| TASK OBJECTIVE |
Copy out the entries below precisely; nothing is to be omitted.

=== DATASET ===

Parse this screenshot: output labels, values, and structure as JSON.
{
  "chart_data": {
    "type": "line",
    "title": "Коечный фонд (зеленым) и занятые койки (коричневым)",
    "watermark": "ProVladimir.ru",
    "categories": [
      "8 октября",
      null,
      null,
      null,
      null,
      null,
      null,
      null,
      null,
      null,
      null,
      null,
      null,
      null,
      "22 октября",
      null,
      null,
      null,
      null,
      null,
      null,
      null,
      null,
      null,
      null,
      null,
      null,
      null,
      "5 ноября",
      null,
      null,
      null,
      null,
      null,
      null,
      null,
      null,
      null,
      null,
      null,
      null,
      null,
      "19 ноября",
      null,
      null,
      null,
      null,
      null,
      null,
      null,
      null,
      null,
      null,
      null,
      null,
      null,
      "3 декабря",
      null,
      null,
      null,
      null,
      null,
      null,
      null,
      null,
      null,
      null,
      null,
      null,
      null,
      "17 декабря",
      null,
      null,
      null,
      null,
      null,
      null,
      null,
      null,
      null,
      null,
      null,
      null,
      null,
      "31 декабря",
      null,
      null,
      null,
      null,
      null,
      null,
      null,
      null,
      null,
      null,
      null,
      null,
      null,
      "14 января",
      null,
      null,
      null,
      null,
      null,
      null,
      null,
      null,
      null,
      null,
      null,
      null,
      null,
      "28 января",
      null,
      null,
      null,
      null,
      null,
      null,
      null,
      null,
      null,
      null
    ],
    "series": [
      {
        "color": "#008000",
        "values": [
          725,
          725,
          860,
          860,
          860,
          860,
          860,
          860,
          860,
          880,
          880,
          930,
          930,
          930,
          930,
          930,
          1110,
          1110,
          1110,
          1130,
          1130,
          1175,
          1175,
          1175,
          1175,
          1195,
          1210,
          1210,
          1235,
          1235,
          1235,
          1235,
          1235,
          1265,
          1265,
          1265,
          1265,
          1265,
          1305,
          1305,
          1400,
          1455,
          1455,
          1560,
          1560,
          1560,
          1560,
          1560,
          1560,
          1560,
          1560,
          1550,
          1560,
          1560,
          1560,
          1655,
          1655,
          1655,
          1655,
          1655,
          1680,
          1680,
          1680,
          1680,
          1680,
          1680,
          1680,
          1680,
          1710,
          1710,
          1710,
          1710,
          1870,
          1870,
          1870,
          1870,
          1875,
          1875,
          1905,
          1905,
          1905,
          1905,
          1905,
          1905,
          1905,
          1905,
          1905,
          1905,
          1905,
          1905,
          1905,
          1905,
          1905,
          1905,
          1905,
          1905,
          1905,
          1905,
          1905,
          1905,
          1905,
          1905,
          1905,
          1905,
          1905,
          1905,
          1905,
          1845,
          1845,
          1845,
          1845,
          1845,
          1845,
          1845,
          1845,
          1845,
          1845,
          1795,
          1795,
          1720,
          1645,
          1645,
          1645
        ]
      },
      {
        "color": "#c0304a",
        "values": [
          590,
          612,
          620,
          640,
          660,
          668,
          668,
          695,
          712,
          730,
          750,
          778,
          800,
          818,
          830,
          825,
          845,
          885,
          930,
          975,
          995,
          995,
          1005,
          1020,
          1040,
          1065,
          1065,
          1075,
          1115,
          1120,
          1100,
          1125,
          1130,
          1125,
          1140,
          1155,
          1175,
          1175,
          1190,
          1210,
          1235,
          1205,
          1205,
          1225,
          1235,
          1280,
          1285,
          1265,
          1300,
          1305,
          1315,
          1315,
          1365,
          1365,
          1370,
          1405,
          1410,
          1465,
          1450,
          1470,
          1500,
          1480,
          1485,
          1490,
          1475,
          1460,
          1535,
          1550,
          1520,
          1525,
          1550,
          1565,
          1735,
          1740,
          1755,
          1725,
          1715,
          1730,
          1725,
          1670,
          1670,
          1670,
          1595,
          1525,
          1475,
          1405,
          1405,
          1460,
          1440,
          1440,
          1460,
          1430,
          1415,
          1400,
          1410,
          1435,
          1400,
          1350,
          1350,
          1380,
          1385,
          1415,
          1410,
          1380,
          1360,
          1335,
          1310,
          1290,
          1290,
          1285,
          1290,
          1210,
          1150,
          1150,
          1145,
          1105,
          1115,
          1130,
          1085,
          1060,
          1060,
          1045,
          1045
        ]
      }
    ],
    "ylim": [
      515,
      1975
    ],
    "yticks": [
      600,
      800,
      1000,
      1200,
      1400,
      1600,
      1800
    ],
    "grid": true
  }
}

===

| PROBLEM SOLUTION |
Parse this screenshot: output labels, values, and structure as JSON.
{
  "chart_data": {
    "type": "line",
    "title": "Коечный фонд (зеленым) и занятые койки (коричневым)",
    "watermark": "ProVladimir.ru",
    "categories": [
      "8 октября",
      null,
      null,
      null,
      null,
      null,
      null,
      null,
      null,
      null,
      null,
      null,
      null,
      null,
      "22 октября",
      null,
      null,
      null,
      null,
      null,
      null,
      null,
      null,
      null,
      null,
      null,
      null,
      null,
      "5 ноября",
      null,
      null,
      null,
      null,
      null,
      null,
      null,
      null,
      null,
      null,
      null,
      null,
      null,
      "19 ноября",
      null,
      null,
      null,
      null,
      null,
      null,
      null,
      null,
      null,
      null,
      null,
      null,
      null,
      "3 декабря",
      null,
      null,
      null,
      null,
      null,
      null,
      null,
      null,
      null,
      null,
      null,
      null,
      null,
      "17 декабря",
      null,
      null,
      null,
      null,
      null,
      null,
      null,
      null,
      null,
      null,
      null,
      null,
      null,
      "31 декабря",
      null,
      null,
      null,
      null,
      null,
      null,
      null,
      null,
      null,
      null,
      null,
      null,
      null,
      "14 января",
      null,
      null,
      null,
      null,
      null,
      null,
      null,
      null,
      null,
      null,
      null,
      null,
      null,
      "28 января",
      null,
      null,
      null,
      null,
      null,
      null,
      null,
      null,
      null,
      null
    ],
    "series": [
      {
        "color": "#008000",
        "values": [
          725,
          725,
          860,
          860,
          860,
          860,
          860,
          860,
          860,
          880,
          880,
          930,
          930,
          930,
          930,
          930,
          1110,
          1110,
          1110,
          1130,
          1130,
          1175,
          1175,
          1175,
          1175,
          1195,
          1210,
          1210,
          1235,
          1235,
          1235,
          1235,
          1235,
          1265,
          1265,
          1265,
          1265,
          1265,
          1305,
          1305,
          1400,
          1455,
          1455,
          1560,
          1560,
          1560,
          1560,
          1560,
          1560,
          1560,
          1560,
          1550,
          1560,
          1560,
          1560,
          1655,
          1655,
          1655,
          1655,
          1655,
          1680,
          1680,
          1680,
          1680,
          1680,
          1680,
          1680,
          1680,
          1710,
          1710,
          1710,
          1710,
          1870,
          1870,
          1870,
          1870,
          1875,
          1875,
          1905,
          1905,
          1905,
          1905,
          1905,
          1905,
          1905,
          1905,
          1905,
          1905,
          1905,
          1905,
          1905,
          1905,
          1905,
          1905,
          1905,
          1905,
          1905,
          1905,
          1905,
          1905,
          1905,
          1905,
          1905,
          1905,
          1905,
          1905,
          1905,
          1845,
          1845,
          1845,
          1845,
          1845,
          1845,
          1845,
          1845,
          1845,
          1845,
          1795,
          1795,
          1720,
          1645,
          1645,
          1645
        ]
      },
      {
        "color": "#c0304a",
        "values": [
          590,
          612,
          620,
          640,
          660,
          668,
          668,
          695,
          712,
          730,
          750,
          778,
          800,
          818,
          830,
          825,
          845,
          885,
          930,
          975,
          995,
          995,
          1005,
          1020,
          1040,
          1065,
          1065,
          1075,
          1115,
          1120,
          1100,
          1125,
          1130,
          1125,
          1140,
          1155,
          1175,
          1175,
          1190,
          1210,
          1235,
          1205,
          1205,
          1225,
          1235,
          1280,
          1285,
          1265,
          1300,
          1305,
          1315,
          1315,
          1365,
          1365,
          1370,
          1405,
          1410,
          1465,
          1450,
          1470,
          1500,
          1480,
          1485,
          1490,
          1475,
          1460,
          1535,
          1550,
          1520,
          1525,
          1550,
          1565,
          1735,
          1740,
          1755,
          1725,
          1715,
          1730,
          1725,
          1670,
          1670,
          1670,
          1595,
          1525,
          1475,
          1405,
          1405,
          1460,
          1440,
          1440,
          1460,
          1430,
          1415,
          1400,
          1410,
          1435,
          1400,
          1350,
          1350,
          1380,
          1385,
          1415,
          1410,
          1380,
          1360,
          1335,
          1310,
          1290,
          1290,
          1285,
          1290,
          1210,
          1150,
          1150,
          1145,
          1105,
          1115,
          1130,
          1085,
          1060,
          1060,
          1045,
          1045
        ]
      }
    ],
    "ylim": [
      515,
      1975
    ],
    "yticks": [
      600,
      800,
      1000,
      1200,
      1400,
      1600,
      1800
    ],
    "grid": true
  }
}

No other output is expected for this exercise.